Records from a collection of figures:

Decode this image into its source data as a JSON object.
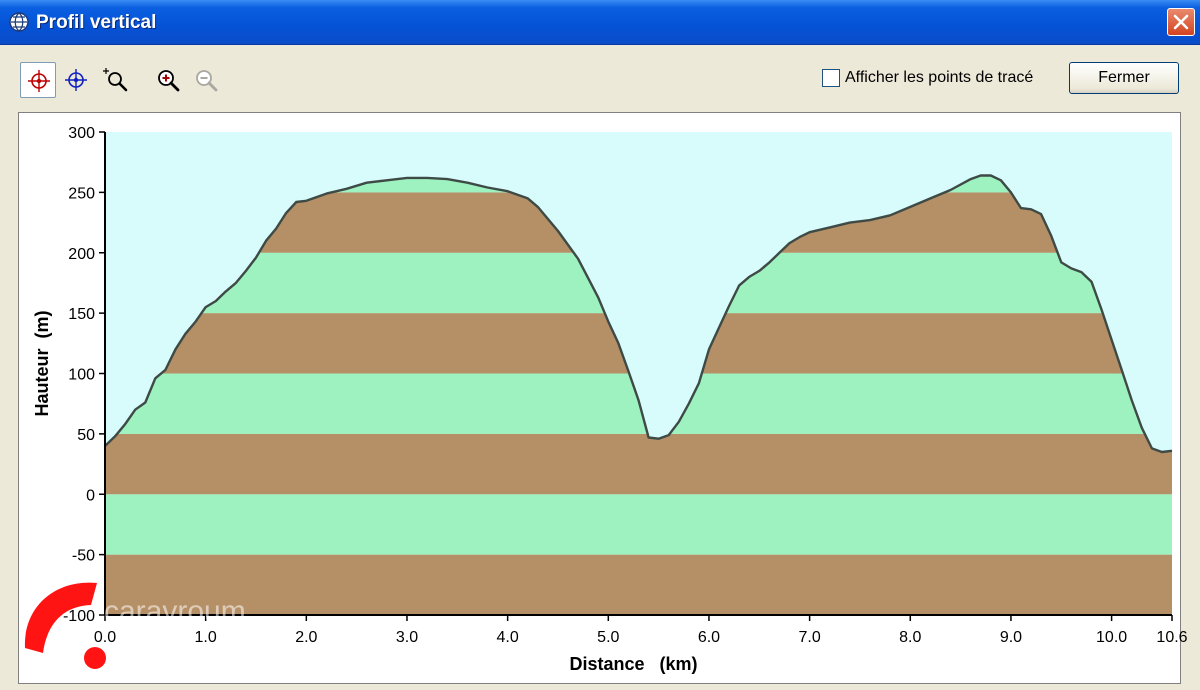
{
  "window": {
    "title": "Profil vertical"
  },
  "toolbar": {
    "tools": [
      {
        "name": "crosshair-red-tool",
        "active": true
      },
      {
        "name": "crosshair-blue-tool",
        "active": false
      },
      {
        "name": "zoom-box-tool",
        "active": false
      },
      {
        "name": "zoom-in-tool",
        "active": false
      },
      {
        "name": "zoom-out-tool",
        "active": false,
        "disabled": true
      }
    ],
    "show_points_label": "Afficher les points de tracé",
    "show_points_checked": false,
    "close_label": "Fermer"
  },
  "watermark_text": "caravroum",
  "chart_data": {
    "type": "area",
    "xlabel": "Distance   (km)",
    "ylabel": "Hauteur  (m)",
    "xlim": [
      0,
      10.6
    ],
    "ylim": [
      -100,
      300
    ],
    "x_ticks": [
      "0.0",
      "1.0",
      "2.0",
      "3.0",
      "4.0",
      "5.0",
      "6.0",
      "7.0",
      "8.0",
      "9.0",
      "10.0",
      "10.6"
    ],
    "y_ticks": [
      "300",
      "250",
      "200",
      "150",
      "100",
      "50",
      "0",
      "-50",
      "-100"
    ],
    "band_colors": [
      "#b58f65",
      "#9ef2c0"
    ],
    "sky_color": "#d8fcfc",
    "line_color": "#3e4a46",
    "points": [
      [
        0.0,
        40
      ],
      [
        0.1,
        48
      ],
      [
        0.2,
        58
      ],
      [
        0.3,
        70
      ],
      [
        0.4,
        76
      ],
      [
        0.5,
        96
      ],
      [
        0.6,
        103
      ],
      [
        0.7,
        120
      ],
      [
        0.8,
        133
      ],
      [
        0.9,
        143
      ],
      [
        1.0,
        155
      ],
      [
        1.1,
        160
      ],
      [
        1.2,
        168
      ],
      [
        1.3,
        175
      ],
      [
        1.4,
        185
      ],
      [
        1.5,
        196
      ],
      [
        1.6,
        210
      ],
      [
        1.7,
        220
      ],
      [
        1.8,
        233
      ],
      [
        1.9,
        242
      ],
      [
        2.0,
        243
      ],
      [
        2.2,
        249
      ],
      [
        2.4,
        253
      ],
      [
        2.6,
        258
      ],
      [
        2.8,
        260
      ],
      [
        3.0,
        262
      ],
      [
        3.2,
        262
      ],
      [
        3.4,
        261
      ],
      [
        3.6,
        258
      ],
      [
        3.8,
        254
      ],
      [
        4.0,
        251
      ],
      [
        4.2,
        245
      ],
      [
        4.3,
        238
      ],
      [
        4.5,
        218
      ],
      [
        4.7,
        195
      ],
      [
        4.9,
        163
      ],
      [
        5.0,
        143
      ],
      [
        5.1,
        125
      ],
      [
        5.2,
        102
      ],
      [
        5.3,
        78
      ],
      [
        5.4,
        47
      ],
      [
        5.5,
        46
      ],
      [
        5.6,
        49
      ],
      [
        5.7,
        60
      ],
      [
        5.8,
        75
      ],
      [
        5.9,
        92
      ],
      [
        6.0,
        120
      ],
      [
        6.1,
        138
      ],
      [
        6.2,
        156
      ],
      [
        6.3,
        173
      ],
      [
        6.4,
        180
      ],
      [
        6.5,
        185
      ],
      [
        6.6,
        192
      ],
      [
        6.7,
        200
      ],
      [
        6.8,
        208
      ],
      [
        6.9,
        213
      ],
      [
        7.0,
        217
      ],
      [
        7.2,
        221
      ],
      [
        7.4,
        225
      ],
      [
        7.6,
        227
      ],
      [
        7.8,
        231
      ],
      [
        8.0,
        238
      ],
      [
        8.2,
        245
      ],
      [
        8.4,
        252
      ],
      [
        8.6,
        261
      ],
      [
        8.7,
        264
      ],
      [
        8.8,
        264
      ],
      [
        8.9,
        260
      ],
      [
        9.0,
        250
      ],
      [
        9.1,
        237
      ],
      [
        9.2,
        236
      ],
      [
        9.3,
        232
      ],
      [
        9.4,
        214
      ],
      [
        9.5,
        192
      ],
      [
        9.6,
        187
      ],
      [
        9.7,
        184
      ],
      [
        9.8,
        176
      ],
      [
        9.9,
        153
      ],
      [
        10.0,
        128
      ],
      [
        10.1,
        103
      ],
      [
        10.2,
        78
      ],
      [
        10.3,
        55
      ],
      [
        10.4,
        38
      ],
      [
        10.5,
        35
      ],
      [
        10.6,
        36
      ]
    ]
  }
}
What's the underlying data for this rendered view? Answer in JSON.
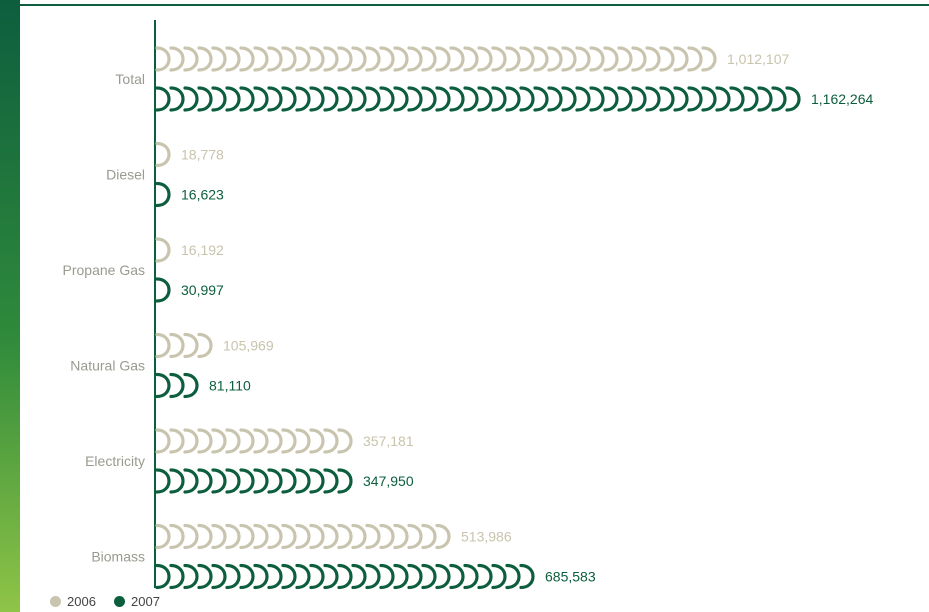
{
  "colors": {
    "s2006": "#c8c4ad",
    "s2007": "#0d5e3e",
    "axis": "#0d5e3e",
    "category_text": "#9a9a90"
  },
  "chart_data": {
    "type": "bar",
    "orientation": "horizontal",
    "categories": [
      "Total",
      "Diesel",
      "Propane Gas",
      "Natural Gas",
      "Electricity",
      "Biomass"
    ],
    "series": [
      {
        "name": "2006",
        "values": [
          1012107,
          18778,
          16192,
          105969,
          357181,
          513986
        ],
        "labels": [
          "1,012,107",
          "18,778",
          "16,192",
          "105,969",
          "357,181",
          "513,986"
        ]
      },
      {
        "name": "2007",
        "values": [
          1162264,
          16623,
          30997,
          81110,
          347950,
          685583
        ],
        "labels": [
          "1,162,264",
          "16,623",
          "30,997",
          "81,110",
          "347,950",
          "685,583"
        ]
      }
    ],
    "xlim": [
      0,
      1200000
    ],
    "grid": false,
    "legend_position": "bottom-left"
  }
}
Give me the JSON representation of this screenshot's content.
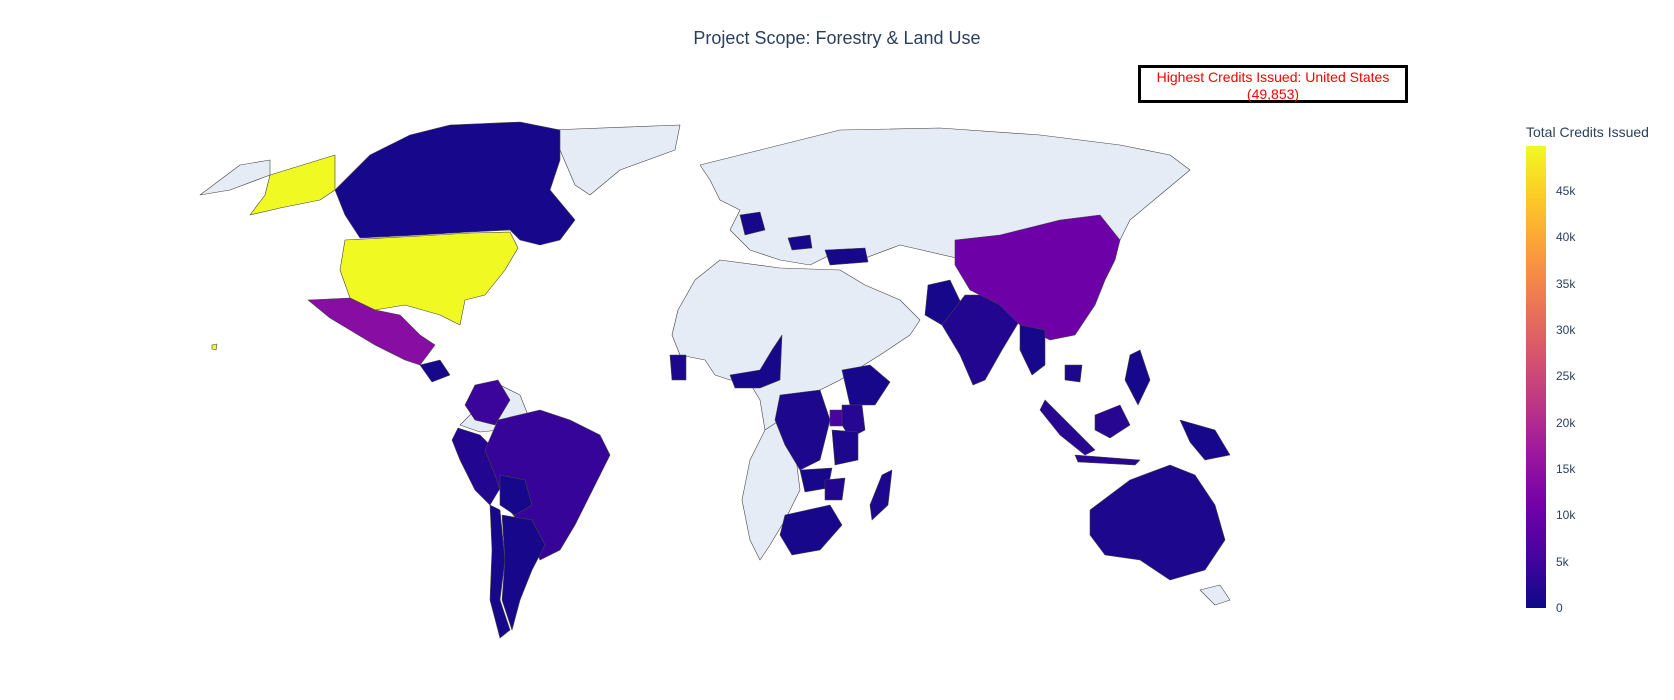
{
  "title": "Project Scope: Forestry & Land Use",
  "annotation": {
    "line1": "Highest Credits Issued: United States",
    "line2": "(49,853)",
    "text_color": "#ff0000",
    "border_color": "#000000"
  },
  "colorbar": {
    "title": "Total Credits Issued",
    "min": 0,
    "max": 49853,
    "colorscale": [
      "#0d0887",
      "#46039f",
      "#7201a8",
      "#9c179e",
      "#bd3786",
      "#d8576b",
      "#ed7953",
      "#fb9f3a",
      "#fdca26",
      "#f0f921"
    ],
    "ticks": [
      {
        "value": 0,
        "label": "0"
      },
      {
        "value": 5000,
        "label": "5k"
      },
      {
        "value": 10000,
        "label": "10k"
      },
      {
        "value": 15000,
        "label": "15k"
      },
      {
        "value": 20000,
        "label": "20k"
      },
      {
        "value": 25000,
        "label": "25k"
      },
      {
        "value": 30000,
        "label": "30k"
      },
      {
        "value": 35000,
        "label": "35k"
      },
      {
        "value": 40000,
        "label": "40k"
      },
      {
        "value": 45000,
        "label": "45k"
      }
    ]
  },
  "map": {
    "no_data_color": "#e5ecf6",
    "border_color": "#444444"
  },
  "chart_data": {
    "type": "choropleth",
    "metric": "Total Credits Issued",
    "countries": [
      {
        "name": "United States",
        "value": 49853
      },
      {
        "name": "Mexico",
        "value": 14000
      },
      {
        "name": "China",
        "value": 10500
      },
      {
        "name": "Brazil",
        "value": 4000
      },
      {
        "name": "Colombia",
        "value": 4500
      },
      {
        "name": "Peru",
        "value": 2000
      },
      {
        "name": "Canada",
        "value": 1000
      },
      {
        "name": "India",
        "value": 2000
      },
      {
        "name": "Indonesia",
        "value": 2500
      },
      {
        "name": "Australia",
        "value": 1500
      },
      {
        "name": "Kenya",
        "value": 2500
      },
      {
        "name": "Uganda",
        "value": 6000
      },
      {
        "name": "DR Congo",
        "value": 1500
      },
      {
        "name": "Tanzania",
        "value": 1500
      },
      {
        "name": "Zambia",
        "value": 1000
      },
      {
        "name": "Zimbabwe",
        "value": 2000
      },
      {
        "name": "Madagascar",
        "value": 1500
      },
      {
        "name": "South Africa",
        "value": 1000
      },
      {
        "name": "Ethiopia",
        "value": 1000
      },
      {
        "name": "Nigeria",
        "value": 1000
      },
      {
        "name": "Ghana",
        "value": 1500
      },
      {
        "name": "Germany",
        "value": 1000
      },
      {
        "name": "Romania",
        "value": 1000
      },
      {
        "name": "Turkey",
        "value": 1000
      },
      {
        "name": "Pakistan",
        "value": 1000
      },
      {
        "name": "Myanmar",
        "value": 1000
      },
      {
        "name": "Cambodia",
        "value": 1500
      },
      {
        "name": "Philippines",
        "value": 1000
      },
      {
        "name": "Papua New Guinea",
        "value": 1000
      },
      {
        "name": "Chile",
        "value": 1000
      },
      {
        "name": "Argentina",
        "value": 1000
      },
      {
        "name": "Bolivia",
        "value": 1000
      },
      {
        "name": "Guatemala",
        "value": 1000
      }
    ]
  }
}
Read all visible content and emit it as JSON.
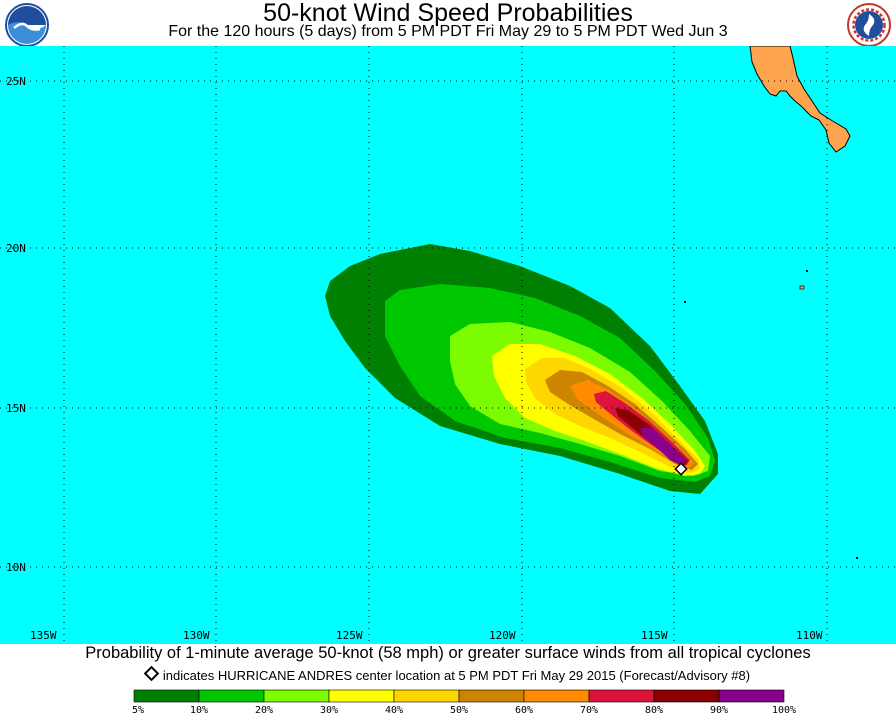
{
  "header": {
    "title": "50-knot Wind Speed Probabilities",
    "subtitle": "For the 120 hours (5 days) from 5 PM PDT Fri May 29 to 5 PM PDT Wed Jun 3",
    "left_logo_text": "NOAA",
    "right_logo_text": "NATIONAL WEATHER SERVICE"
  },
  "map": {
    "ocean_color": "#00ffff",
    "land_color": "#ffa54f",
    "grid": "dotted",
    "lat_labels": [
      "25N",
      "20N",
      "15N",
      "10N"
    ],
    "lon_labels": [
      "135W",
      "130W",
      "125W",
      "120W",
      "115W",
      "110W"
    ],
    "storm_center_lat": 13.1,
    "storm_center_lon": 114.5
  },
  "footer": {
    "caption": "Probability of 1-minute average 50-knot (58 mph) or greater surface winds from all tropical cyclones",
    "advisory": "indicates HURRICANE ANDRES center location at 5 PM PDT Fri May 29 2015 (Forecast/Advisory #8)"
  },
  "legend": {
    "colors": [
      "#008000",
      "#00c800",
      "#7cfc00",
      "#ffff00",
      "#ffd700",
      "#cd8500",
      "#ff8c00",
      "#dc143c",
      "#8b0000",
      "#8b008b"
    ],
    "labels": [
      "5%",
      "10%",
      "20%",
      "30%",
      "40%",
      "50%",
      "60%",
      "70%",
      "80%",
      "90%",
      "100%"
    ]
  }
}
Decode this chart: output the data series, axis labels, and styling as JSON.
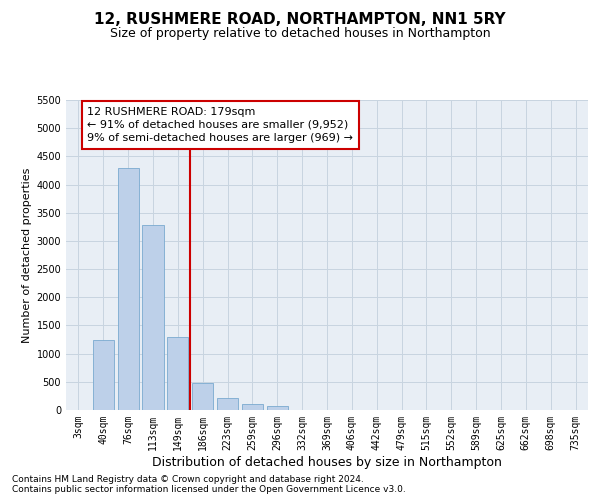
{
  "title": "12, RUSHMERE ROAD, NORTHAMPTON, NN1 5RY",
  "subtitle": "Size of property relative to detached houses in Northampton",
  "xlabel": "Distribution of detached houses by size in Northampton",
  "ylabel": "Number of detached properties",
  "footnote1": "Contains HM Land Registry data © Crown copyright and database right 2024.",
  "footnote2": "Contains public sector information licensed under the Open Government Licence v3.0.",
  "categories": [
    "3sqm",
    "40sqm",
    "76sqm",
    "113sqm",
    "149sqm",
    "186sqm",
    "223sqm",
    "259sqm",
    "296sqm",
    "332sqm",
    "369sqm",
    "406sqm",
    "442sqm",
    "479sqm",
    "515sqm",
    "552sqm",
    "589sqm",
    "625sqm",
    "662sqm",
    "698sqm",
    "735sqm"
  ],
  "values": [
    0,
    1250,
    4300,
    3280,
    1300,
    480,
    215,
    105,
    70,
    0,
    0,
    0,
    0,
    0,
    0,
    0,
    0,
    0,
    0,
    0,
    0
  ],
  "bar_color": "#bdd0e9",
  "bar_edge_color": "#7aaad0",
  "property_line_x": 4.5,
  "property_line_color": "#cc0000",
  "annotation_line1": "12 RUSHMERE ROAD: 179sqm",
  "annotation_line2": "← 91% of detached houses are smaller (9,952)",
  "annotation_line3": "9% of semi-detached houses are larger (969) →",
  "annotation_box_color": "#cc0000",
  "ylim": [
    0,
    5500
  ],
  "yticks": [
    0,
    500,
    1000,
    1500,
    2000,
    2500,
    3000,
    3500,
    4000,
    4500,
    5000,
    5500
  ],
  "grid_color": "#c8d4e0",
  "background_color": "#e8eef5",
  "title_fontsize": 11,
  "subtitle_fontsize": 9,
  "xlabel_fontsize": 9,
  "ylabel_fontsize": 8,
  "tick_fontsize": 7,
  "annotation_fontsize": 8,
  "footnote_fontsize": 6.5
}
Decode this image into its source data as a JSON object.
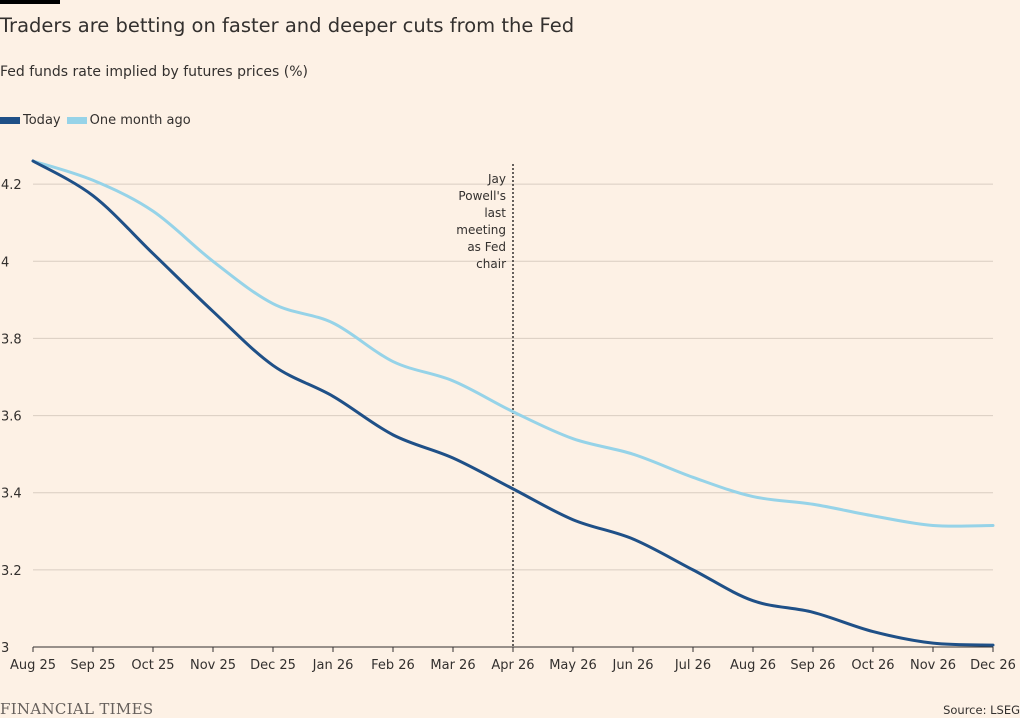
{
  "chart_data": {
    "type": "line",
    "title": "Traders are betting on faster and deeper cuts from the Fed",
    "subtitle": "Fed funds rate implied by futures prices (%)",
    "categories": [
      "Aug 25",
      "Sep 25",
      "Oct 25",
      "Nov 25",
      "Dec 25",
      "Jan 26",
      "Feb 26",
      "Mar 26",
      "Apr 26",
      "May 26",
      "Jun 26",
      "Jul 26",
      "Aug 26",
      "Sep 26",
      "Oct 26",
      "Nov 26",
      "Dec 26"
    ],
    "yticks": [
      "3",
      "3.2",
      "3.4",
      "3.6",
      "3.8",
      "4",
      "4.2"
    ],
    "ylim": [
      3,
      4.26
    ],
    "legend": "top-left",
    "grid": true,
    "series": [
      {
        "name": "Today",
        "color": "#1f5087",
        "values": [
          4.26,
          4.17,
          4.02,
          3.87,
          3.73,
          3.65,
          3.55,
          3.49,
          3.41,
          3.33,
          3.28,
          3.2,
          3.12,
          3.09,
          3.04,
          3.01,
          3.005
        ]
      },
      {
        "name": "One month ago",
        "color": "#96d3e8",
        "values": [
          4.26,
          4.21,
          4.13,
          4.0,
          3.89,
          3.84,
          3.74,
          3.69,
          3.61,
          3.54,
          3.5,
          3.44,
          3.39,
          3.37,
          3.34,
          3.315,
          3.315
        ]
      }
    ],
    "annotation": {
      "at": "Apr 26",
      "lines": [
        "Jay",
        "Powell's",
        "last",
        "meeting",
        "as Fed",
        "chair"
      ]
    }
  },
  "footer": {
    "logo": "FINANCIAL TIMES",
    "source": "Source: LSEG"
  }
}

> _TASK BRIEF_
Among the entries above, identify all lines with "knot" and copy them.

> _OUTPUT BELOW_
    "title": "50-knot Wind Speed Probabilities",
    "caption": "Probability of 1-minute average 50-knot (58 mph) or greater surface winds from all tropical cyclones",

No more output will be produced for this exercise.